Part1: Simulation Exercise

Overview: This part is going to execute simulations and data analysises to illustrate application of the central limit theorem. R programming will be the major tool to realize the mentioned goal.For this analysis, the lambda will be set to 0.2 for all of the simulations. This investigation will compare the distribution of averages of 40 exponentials over 1000 simulations.

Simulations

Set the simulation variables lambda, exponentials, and seed.

ECHO=TRUE
set.seed(1337)
lambda = 0.2
exponentials = 40

Run Simulations with variables

simMeans = NULL
for (i in 1 : 1000) simMeans = c(simMeans, mean(rexp(exponentials, lambda)))

Sample Mean versus Theoretical Mean

Sample Mean

Calculating the mean from the simulations with give the sample mean.

mean(simMeans)
## [1] 5.055995

Theoretical Mean

The theoretical mean of an exponential distribution is lambda^-1.

lambda^-1
## [1] 5

Comparison

There is only a slight difference between the simulations sample mean and the exponential distribution theoretical mean.

abs(mean(simMeans)-lambda^-1)
## [1] 0.05599526

Sample Variance versus Theoretical Variance

Sample Variance

Calculating the variance from the simulation means with give the sample variance.

var(simMeans)
## [1] 0.6543703

Theoretical Variance

The theoretical variance of an exponential distribution is (lambda * sqrt(n))^-2.

(lambda * sqrt(exponentials))^-2
## [1] 0.625

Comparison

There is only a slight difference between the simulations sample variance and the exponential distribution theoretical variance.

To be done =
Echo the central limit theorem simulation exercise above in full, word for word. The material after this point comes from a separate source.

Supplied data =

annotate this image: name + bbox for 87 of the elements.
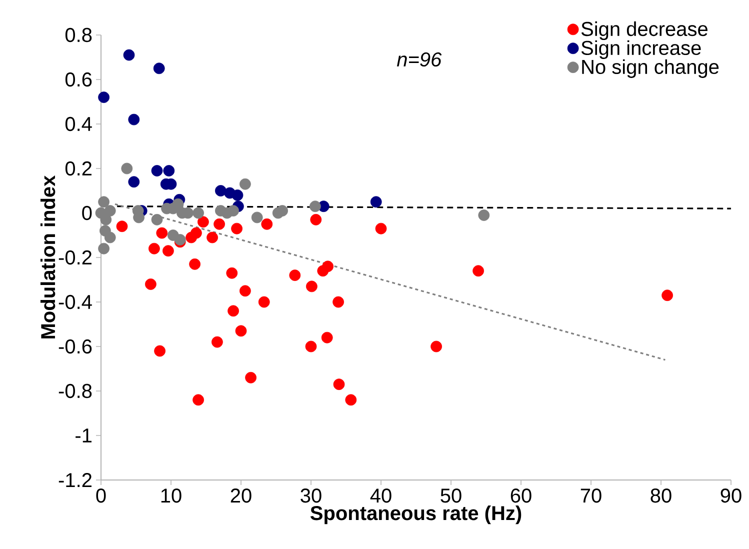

Right answer =
Part1: Simulation Exercise

Overview: This part is going to execute simulations and data analysises to illustrate application of the central limit theorem. R programming will be the major tool to realize the mentioned goal.For this analysis, the lambda will be set to 0.2 for all of the simulations. This investigation will compare the distribution of averages of 40 exponentials over 1000 simulations.

Simulations

Set the simulation variables lambda, exponentials, and seed.

ECHO=TRUE
set.seed(1337)
lambda = 0.2
exponentials = 40

Run Simulations with variables

simMeans = NULL
for (i in 1 : 1000) simMeans = c(simMeans, mean(rexp(exponentials, lambda)))

Sample Mean versus Theoretical Mean

Sample Mean

Calculating the mean from the simulations with give the sample mean.

mean(simMeans)
## [1] 5.055995

Theoretical Mean

The theoretical mean of an exponential distribution is lambda^-1.

lambda^-1
## [1] 5

Comparison

There is only a slight difference between the simulations sample mean and the exponential distribution theoretical mean.

abs(mean(simMeans)-lambda^-1)
## [1] 0.05599526

Sample Variance versus Theoretical Variance

Sample Variance

Calculating the variance from the simulation means with give the sample variance.

var(simMeans)
## [1] 0.6543703

Theoretical Variance

The theoretical variance of an exponential distribution is (lambda * sqrt(n))^-2.

(lambda * sqrt(exponentials))^-2
## [1] 0.625

Comparison

There is only a slight difference between the simulations sample variance and the exponential distribution theoretical variance.